** Set exercise 1 **
Write out the whole post about the Burn and the Pah Wraiths word for word.

# START OF Document text

What if "the Burn" hasn't something to do with the Omega particle or the events of "Force of Nature" but is related to the struggle between the Prophets and Pah Wraiths?

Whenever i think about this issue, a picture of the Fire Caves and the fight between Sisko and Dukat comes to my mind...
 
What if "the Burn" hasn't something to do with the Omega particle or the events of "Force of Nature" but is related to the struggle between the Prophets and Pah Wraiths?

Whenever i think about this issue, a picture of the Fire Caves and the fight between Sisko and Dukat comes to my mind...
From DS9 The Reckoning--

Winn: Shabren's Fifth Prophecy. The rebirth. If the Evil One is destroyed, it will bring a thousand years of peace. The Golden Age of Bajor.

Discovery takes place roughly a thousand years after DS9. Also, while the 32nd century is suffering the burn, it had to have happened within the past 100 years of the 32nd century as Daniels was still in a technologically advanced and prosperous Federation in the 31st century in Enterprise. So the "Burn" would have come after the "thousand years of peace" mentioned in DS9.

From DS9 series finale--

Dukat: Did you really think the Pah wraiths would choose you to be their Emissary? Soon the Pah wraiths will burn across Bajor, the Celestial Temple, the Alpha Quadrant.

# END OF Document text
# START OF Records to process

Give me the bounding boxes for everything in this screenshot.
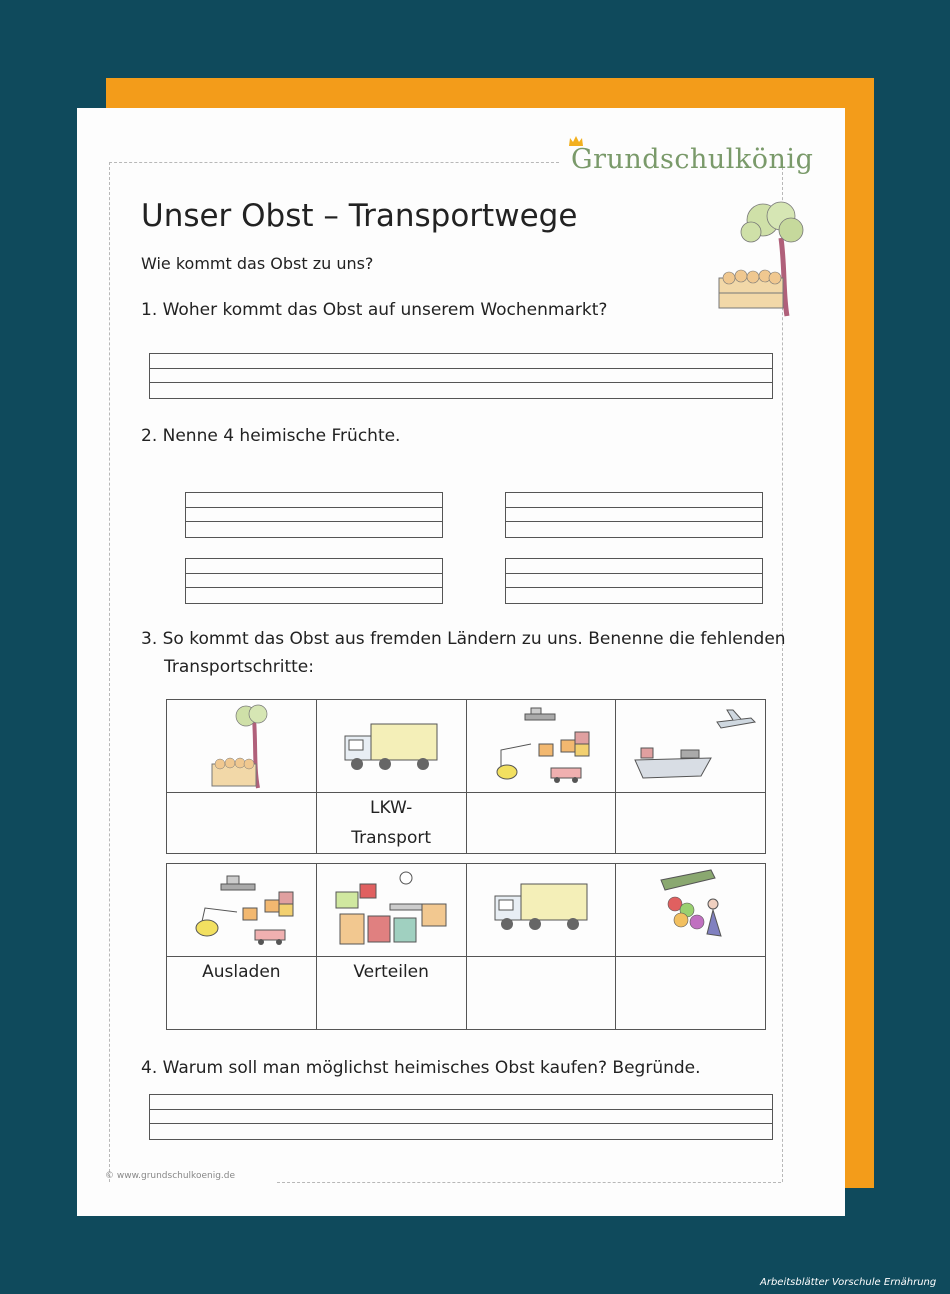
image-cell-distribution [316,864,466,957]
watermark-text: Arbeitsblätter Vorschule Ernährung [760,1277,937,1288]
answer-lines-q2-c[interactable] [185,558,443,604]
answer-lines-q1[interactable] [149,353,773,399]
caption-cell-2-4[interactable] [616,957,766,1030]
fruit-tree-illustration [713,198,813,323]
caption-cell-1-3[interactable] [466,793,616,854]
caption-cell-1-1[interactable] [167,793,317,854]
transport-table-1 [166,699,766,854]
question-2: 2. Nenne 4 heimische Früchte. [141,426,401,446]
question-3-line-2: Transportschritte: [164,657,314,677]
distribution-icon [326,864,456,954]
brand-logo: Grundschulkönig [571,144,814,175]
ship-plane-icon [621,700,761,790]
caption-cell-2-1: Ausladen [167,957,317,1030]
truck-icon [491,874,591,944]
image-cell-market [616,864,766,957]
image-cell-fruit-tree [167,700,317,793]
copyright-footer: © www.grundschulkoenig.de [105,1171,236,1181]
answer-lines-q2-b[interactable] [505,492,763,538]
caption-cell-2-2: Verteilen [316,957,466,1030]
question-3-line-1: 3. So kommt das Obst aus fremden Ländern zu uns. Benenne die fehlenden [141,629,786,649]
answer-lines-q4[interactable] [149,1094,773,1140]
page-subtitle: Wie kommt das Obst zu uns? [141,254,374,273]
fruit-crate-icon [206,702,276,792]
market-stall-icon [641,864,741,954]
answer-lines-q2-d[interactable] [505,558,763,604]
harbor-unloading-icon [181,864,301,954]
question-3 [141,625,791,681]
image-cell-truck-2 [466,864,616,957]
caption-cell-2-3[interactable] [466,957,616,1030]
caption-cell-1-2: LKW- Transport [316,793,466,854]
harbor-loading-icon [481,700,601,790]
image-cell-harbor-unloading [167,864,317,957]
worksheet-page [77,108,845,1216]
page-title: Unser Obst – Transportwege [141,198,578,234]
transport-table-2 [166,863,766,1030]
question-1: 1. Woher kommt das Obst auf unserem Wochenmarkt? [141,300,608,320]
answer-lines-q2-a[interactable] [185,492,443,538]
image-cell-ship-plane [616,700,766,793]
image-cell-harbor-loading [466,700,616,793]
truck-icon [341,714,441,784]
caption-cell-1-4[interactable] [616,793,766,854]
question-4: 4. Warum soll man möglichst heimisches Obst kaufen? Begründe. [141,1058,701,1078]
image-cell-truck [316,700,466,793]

# END OF Records to process

** Set exercise 2 **
Give the rows again verbatim, starting at the row that contains "image-cell-distribution [316,864,466,957]" and stopping after the row that contains "image-cell-market [616,864,766,957]". Include both of those rows and nothing else.

** Correct result 1 **
What if "the Burn" hasn't something to do with the Omega particle or the events of "Force of Nature" but is related to the struggle between the Prophets and Pah Wraiths?

Whenever i think about this issue, a picture of the Fire Caves and the fight between Sisko and Dukat comes to my mind...
 
What if "the Burn" hasn't something to do with the Omega particle or the events of "Force of Nature" but is related to the struggle between the Prophets and Pah Wraiths?

Whenever i think about this issue, a picture of the Fire Caves and the fight between Sisko and Dukat comes to my mind...
From DS9 The Reckoning--

Winn: Shabren's Fifth Prophecy. The rebirth. If the Evil One is destroyed, it will bring a thousand years of peace. The Golden Age of Bajor.

Discovery takes place roughly a thousand years after DS9. Also, while the 32nd century is suffering the burn, it had to have happened within the past 100 years of the 32nd century as Daniels was still in a technologically advanced and prosperous Federation in the 31st century in Enterprise. So the "Burn" would have come after the "thousand years of peace" mentioned in DS9.

From DS9 series finale--

Dukat: Did you really think the Pah wraiths would choose you to be their Emissary? Soon the Pah wraiths will burn across Bajor, the Celestial Temple, the Alpha Quadrant.

** Correct result 2 **
image-cell-distribution [316,864,466,957]
watermark-text: Arbeitsblätter Vorschule Ernährung [760,1277,937,1288]
answer-lines-q2-c[interactable] [185,558,443,604]
answer-lines-q1[interactable] [149,353,773,399]
caption-cell-2-4[interactable] [616,957,766,1030]
fruit-tree-illustration [713,198,813,323]
caption-cell-1-3[interactable] [466,793,616,854]
caption-cell-1-1[interactable] [167,793,317,854]
transport-table-1 [166,699,766,854]
question-2: 2. Nenne 4 heimische Früchte. [141,426,401,446]
question-3-line-2: Transportschritte: [164,657,314,677]
distribution-icon [326,864,456,954]
brand-logo: Grundschulkönig [571,144,814,175]
ship-plane-icon [621,700,761,790]
caption-cell-2-1: Ausladen [167,957,317,1030]
truck-icon [491,874,591,944]
image-cell-market [616,864,766,957]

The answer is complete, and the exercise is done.